RECORDS PROVIDED:
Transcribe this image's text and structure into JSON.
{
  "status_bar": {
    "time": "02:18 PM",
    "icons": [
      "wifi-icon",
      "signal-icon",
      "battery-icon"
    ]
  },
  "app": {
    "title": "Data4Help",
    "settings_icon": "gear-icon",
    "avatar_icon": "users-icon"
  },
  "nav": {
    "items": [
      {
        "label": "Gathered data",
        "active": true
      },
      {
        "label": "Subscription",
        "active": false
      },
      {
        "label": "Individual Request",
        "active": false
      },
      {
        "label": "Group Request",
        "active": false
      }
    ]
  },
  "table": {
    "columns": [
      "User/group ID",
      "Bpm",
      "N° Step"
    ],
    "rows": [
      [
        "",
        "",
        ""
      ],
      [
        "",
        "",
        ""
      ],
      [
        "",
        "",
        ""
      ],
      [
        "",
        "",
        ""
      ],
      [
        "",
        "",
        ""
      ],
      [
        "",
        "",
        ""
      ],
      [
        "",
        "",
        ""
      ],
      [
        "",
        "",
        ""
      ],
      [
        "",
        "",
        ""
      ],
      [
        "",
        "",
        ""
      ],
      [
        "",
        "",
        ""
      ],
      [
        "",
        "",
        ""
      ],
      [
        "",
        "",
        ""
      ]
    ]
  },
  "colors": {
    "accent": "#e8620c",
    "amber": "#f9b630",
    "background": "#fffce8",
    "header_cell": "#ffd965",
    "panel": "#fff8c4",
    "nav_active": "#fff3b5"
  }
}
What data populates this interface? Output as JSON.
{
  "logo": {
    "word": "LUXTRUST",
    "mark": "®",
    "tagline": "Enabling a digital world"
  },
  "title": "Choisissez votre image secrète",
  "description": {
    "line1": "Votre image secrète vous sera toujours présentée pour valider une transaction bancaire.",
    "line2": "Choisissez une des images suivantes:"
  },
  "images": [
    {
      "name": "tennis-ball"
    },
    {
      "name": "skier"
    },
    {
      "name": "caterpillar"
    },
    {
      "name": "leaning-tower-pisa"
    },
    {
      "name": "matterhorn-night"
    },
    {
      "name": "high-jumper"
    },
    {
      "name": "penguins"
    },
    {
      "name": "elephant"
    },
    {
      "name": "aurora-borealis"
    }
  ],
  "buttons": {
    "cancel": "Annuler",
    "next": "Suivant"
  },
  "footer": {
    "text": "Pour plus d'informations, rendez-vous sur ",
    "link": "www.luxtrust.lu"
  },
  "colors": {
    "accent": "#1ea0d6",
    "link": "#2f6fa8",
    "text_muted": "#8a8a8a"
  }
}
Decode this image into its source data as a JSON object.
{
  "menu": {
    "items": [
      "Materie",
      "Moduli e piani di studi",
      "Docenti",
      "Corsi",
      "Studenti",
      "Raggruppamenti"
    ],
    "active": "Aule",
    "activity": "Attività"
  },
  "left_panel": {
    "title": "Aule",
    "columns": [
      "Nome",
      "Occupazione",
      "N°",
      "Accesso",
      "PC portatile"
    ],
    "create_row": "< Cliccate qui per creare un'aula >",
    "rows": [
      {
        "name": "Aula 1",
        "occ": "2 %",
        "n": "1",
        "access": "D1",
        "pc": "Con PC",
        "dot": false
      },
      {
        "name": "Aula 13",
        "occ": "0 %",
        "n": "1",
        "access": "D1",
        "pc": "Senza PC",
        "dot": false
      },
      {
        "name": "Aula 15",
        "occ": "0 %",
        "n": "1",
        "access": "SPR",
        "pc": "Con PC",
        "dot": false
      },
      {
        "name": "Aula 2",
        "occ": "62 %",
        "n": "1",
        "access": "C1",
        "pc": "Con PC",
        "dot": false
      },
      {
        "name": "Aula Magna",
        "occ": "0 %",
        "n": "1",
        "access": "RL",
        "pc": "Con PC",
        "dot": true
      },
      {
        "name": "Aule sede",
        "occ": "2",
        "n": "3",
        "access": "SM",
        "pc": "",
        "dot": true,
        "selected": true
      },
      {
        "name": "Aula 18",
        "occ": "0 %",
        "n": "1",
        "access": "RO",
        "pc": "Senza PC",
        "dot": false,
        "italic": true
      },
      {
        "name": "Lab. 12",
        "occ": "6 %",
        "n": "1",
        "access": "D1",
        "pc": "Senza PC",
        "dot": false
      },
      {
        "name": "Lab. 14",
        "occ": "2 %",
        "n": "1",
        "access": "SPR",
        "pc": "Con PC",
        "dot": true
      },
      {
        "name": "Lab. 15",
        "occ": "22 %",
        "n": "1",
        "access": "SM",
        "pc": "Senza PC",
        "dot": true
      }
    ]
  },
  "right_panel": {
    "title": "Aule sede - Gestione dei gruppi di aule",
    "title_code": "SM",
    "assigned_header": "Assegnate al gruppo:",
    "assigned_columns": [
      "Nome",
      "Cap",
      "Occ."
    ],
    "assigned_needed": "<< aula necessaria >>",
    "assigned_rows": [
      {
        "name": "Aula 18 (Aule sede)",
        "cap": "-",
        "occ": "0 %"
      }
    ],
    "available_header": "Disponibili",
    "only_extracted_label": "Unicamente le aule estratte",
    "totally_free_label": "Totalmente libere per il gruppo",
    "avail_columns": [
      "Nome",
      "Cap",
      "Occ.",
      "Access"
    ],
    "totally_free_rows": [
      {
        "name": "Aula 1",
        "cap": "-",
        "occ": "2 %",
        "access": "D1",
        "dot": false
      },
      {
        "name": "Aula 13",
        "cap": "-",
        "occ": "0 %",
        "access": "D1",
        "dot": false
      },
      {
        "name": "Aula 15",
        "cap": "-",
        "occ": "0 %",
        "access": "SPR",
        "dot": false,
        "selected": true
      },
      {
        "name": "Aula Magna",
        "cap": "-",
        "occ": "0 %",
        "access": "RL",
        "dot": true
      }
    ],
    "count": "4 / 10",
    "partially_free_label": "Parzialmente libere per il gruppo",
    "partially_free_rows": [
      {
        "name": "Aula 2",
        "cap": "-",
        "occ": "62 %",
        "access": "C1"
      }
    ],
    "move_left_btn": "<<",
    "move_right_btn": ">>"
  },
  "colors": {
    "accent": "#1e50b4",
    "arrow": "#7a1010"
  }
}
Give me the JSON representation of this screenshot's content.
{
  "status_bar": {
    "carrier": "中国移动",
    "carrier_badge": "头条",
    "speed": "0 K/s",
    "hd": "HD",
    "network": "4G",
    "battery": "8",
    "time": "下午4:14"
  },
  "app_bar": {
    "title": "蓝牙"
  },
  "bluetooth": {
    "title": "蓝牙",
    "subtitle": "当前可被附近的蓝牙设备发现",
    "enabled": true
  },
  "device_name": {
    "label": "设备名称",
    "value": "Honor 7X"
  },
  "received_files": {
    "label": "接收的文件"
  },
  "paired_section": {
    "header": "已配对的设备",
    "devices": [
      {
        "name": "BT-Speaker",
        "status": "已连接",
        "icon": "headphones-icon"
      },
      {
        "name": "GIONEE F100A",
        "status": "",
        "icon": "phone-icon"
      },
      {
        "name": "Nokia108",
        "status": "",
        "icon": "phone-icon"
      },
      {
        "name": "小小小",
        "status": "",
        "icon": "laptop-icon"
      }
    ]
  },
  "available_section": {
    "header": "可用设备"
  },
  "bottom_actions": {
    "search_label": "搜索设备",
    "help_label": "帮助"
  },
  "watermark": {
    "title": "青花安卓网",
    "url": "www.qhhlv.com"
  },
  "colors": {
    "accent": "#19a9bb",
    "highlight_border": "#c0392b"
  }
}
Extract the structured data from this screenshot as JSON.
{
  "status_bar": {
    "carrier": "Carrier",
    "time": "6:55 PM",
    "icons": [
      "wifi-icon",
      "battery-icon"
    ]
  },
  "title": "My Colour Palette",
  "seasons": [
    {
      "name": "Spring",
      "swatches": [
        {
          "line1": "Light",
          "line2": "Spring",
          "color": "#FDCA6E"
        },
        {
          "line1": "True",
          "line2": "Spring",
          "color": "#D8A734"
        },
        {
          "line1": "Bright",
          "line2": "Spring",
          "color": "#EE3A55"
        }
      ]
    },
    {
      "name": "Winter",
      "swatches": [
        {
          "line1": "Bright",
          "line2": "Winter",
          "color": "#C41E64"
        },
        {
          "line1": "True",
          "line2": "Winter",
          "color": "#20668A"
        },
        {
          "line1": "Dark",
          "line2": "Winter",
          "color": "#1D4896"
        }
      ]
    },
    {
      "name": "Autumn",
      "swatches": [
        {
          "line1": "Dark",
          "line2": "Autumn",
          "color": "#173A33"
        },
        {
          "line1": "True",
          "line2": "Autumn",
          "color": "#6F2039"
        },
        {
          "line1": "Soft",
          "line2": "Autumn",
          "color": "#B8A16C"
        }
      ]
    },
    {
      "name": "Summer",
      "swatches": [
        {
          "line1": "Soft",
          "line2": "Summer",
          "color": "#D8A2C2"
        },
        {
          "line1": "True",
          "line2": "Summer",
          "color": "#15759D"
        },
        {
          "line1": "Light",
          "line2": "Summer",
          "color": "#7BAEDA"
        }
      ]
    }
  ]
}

EXERCISE: Locate the word "images" in the records and collect each line it appears in.

OUTPUT FOR THIS EXERCISE:
    "line2": "Choisissez une des images suivantes:"
  "images": [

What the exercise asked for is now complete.